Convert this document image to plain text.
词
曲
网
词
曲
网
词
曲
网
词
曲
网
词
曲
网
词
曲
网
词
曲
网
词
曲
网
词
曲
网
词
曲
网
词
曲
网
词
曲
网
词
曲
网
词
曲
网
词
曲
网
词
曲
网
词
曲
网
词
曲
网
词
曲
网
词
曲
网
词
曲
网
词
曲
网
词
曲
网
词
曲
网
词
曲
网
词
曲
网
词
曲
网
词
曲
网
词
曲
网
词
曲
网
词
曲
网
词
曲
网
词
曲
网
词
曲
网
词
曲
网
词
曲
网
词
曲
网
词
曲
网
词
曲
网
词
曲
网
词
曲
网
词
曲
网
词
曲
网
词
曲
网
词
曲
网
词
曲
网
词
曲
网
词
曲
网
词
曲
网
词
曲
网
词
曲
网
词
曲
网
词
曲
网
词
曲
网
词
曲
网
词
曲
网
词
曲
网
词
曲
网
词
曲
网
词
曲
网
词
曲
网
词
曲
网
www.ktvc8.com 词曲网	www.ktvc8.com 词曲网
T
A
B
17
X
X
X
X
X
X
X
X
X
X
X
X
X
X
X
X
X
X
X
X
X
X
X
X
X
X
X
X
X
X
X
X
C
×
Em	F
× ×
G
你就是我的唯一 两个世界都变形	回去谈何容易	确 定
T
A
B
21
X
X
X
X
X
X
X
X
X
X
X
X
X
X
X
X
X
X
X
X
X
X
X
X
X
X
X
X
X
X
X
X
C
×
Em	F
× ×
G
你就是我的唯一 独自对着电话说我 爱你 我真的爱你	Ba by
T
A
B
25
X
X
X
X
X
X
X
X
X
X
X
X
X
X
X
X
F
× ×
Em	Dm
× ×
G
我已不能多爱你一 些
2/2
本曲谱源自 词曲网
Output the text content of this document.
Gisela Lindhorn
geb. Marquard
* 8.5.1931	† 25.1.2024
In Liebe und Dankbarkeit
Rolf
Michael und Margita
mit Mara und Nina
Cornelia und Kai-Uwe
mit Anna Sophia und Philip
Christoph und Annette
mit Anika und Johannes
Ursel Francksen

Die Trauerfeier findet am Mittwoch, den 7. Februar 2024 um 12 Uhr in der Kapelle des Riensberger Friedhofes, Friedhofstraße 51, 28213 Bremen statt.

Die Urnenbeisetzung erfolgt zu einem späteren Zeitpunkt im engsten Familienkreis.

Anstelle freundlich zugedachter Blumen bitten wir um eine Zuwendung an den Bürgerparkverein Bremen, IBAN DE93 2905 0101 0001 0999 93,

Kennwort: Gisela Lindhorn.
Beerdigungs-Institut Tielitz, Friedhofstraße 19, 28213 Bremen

══════

GIVEN REQUEST
Your task is to transcribe the material exactly.

WRITTEN ANSWER
Convert this document image to plain text.
词
曲
网
词
曲
网
词
曲
网
词
曲
网
词
曲
网
词
曲
网
词
曲
网
词
曲
网
词
曲
网
词
曲
网
词
曲
网
词
曲
网
词
曲
网
词
曲
网
词
曲
网
词
曲
网
词
曲
网
词
曲
网
词
曲
网
词
曲
网
词
曲
网
词
曲
网
词
曲
网
词
曲
网
词
曲
网
词
曲
网
词
曲
网
词
曲
网
词
曲
网
词
曲
网
词
曲
网
词
曲
网
词
曲
网
词
曲
网
词
曲
网
词
曲
网
词
曲
网
词
曲
网
词
曲
网
词
曲
网
词
曲
网
词
曲
网
词
曲
网
词
曲
网
词
曲
网
词
曲
网
词
曲
网
词
曲
网
词
曲
网
词
曲
网
词
曲
网
词
曲
网
词
曲
网
词
曲
网
词
曲
网
词
曲
网
词
曲
网
词
曲
网
词
曲
网
词
曲
网
词
曲
网
词
曲
网
www.ktvc8.com 词曲网	www.ktvc8.com 词曲网
T
A
B
17
X
X
X
X
X
X
X
X
X
X
X
X
X
X
X
X
X
X
X
X
X
X
X
X
X
X
X
X
X
X
X
X
C
×
Em	F
× ×
G
你就是我的唯一 两个世界都变形	回去谈何容易	确 定
T
A
B
21
X
X
X
X
X
X
X
X
X
X
X
X
X
X
X
X
X
X
X
X
X
X
X
X
X
X
X
X
X
X
X
X
C
×
Em	F
× ×
G
你就是我的唯一 独自对着电话说我 爱你 我真的爱你	Ba by
T
A
B
25
X
X
X
X
X
X
X
X
X
X
X
X
X
X
X
X
F
× ×
Em	Dm
× ×
G
我已不能多爱你一 些
2/2
本曲谱源自 词曲网
Output the text content of this document.
Gisela Lindhorn
geb. Marquard
* 8.5.1931	† 25.1.2024
In Liebe und Dankbarkeit
Rolf
Michael und Margita
mit Mara und Nina
Cornelia und Kai-Uwe
mit Anna Sophia und Philip
Christoph und Annette
mit Anika und Johannes
Ursel Francksen

Die Trauerfeier findet am Mittwoch, den 7. Februar 2024 um 12 Uhr in der Kapelle des Riensberger Friedhofes, Friedhofstraße 51, 28213 Bremen statt.

Die Urnenbeisetzung erfolgt zu einem späteren Zeitpunkt im engsten Familienkreis.

Anstelle freundlich zugedachter Blumen bitten wir um eine Zuwendung an den Bürgerparkverein Bremen, IBAN DE93 2905 0101 0001 0999 93,

Kennwort: Gisela Lindhorn.
Beerdigungs-Institut Tielitz, Friedhofstraße 19, 28213 Bremen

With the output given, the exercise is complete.